- **Exercise description**
Can you output verbatim the lines below, from the very first one up to and including the line that contains "230, 1278, 246]"?

▼▼▼

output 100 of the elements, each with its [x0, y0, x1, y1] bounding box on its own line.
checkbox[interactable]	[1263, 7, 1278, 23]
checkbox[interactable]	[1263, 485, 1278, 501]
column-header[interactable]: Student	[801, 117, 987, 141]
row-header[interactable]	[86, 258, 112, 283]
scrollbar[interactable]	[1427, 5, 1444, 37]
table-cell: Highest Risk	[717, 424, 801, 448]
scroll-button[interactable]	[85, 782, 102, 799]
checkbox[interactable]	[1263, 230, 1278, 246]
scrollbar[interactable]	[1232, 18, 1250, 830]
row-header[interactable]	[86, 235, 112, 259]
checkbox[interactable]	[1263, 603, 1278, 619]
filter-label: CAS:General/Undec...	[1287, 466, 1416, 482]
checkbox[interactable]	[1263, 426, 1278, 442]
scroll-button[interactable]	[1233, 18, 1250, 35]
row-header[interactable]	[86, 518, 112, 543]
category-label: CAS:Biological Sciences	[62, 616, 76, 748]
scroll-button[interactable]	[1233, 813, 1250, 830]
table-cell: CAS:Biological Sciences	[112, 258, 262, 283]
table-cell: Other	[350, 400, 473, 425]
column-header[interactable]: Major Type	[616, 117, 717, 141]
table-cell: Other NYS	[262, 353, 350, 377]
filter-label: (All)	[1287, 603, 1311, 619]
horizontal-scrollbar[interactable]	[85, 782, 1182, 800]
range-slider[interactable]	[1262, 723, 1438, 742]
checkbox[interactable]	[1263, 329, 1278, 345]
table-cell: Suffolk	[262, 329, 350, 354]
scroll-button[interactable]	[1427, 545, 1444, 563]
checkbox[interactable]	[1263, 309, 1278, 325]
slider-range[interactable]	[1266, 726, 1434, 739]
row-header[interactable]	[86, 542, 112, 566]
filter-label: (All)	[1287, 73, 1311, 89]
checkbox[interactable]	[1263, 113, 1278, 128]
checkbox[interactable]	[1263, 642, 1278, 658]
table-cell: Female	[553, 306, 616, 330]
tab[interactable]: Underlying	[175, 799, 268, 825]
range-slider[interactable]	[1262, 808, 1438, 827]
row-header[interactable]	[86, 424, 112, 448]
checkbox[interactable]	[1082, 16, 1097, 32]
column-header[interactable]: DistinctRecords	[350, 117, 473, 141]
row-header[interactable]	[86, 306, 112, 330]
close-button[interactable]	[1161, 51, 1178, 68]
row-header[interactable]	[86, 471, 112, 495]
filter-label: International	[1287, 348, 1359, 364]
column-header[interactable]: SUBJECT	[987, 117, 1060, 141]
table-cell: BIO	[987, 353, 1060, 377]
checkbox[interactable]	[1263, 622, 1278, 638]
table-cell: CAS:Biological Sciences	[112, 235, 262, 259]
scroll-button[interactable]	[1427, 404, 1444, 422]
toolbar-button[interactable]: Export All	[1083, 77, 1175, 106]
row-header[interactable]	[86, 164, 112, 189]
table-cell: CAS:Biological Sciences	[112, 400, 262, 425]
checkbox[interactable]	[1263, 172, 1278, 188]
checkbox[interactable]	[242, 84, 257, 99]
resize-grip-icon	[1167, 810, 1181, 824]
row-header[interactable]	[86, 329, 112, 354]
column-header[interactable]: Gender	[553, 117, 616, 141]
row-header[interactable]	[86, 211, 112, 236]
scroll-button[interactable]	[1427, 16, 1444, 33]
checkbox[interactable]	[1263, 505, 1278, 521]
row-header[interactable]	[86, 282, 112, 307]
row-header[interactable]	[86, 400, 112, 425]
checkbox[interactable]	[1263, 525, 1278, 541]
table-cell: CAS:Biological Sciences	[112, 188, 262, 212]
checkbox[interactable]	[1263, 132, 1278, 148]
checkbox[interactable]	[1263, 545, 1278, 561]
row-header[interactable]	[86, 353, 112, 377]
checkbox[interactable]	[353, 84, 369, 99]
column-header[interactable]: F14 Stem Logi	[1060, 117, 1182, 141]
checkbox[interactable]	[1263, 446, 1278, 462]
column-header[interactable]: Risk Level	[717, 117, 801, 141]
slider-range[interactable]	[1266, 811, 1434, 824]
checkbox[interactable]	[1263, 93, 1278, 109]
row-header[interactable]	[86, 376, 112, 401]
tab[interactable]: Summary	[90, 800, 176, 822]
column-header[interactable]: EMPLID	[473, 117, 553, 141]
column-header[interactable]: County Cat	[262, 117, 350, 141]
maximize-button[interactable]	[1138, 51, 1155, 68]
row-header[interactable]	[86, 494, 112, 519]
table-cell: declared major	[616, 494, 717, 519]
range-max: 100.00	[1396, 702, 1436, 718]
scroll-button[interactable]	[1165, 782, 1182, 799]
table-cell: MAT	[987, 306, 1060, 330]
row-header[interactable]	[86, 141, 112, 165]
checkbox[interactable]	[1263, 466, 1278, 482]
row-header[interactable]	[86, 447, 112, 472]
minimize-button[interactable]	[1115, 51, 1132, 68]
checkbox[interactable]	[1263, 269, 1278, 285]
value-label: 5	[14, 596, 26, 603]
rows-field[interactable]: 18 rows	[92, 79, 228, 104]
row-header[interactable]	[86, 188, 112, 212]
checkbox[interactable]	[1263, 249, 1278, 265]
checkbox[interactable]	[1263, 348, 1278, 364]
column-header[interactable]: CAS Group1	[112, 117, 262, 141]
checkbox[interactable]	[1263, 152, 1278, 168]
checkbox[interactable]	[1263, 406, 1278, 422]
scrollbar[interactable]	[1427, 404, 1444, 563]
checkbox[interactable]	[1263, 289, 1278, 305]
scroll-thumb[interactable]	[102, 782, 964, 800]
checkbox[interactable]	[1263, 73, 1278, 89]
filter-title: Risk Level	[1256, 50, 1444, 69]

▲▲▲

- **Solution**
output 100 of the elements, each with its [x0, y0, x1, y1] bounding box on its own line.
checkbox[interactable]	[1263, 7, 1278, 23]
checkbox[interactable]	[1263, 485, 1278, 501]
column-header[interactable]: Student	[801, 117, 987, 141]
row-header[interactable]	[86, 258, 112, 283]
scrollbar[interactable]	[1427, 5, 1444, 37]
table-cell: Highest Risk	[717, 424, 801, 448]
scroll-button[interactable]	[85, 782, 102, 799]
checkbox[interactable]	[1263, 230, 1278, 246]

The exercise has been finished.